Start of Exercise inputs

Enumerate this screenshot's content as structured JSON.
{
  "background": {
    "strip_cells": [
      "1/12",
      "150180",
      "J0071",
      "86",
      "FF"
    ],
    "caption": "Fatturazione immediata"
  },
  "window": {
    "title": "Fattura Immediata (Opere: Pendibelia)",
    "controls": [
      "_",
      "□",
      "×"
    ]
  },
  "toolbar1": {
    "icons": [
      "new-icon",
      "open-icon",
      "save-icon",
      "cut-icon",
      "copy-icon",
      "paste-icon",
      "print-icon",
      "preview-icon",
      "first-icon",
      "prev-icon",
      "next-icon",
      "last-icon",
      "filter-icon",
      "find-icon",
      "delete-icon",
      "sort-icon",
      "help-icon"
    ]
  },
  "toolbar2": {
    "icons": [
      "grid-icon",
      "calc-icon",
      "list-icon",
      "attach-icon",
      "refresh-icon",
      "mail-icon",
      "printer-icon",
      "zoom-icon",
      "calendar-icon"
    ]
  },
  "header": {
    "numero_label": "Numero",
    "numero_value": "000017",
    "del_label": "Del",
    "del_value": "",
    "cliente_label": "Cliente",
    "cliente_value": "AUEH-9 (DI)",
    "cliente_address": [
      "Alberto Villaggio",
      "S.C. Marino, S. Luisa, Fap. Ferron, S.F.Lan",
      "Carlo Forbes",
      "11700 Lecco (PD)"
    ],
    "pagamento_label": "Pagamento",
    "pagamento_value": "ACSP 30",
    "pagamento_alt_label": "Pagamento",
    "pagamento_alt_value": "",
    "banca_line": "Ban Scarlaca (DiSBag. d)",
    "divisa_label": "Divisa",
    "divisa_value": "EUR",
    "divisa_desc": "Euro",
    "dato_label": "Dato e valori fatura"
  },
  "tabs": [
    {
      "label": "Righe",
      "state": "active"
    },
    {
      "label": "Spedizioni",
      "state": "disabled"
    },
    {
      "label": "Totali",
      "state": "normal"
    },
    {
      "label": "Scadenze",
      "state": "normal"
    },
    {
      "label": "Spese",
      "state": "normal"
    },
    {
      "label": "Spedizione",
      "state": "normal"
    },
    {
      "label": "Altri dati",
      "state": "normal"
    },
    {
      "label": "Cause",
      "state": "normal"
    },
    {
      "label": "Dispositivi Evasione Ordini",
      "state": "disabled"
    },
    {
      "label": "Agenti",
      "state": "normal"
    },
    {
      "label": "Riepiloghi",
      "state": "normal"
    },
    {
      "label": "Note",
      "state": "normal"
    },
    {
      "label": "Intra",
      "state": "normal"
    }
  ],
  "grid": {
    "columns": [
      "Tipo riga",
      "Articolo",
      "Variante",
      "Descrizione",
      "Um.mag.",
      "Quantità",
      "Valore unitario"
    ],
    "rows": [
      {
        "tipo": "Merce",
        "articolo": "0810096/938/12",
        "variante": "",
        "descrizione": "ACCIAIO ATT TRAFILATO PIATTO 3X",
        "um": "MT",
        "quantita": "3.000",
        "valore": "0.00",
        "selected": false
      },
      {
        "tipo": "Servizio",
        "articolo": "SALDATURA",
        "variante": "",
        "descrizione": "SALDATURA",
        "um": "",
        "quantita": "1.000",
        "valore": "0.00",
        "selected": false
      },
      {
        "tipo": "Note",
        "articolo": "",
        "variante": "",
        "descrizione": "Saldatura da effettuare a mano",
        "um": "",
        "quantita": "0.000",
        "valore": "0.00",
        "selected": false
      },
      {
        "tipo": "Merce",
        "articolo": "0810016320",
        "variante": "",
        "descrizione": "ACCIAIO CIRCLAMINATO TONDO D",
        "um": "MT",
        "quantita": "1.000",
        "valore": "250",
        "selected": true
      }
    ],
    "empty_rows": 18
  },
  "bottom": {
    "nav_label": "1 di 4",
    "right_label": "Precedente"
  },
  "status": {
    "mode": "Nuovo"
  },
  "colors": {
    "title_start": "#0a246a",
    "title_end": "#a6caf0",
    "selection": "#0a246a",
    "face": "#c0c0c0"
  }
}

End of Exercise inputs

## Request
Within the listing above, copy each line that has the string "ACCIAIO".

## Task solution
        "descrizione": "ACCIAIO ATT TRAFILATO PIATTO 3X",
        "descrizione": "ACCIAIO CIRCLAMINATO TONDO D",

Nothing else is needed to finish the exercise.